#### JOB
Copy out the data below verbatim, starting at the first line and ending with the line that contains "data-label: 487 (598, 415, 629, 434)", including both of those lines.
== SUPPLIED RECORDS
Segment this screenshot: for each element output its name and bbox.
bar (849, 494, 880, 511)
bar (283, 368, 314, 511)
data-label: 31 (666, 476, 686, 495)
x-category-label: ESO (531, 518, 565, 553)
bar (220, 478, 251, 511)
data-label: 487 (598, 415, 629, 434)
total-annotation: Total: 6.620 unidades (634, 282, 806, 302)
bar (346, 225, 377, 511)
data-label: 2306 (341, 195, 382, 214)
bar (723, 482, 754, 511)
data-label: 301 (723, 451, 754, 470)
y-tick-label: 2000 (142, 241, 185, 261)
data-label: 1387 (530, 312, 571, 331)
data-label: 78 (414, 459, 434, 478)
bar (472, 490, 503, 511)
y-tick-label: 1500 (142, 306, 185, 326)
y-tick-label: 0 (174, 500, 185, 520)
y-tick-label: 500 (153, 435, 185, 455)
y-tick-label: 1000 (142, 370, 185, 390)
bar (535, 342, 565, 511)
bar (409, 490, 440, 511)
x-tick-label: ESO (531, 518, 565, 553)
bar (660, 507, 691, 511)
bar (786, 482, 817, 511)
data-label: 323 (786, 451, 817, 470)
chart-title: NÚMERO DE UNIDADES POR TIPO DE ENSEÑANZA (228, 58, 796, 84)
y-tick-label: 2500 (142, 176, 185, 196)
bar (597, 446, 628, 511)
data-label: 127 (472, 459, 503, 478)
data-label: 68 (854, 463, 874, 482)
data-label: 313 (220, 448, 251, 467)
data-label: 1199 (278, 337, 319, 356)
====
#### FINISHED ANSWER
Segment this screenshot: for each element output its name and bbox.
bar (849, 494, 880, 511)
bar (283, 368, 314, 511)
data-label: 31 (666, 476, 686, 495)
x-category-label: ESO (531, 518, 565, 553)
bar (220, 478, 251, 511)
data-label: 487 (598, 415, 629, 434)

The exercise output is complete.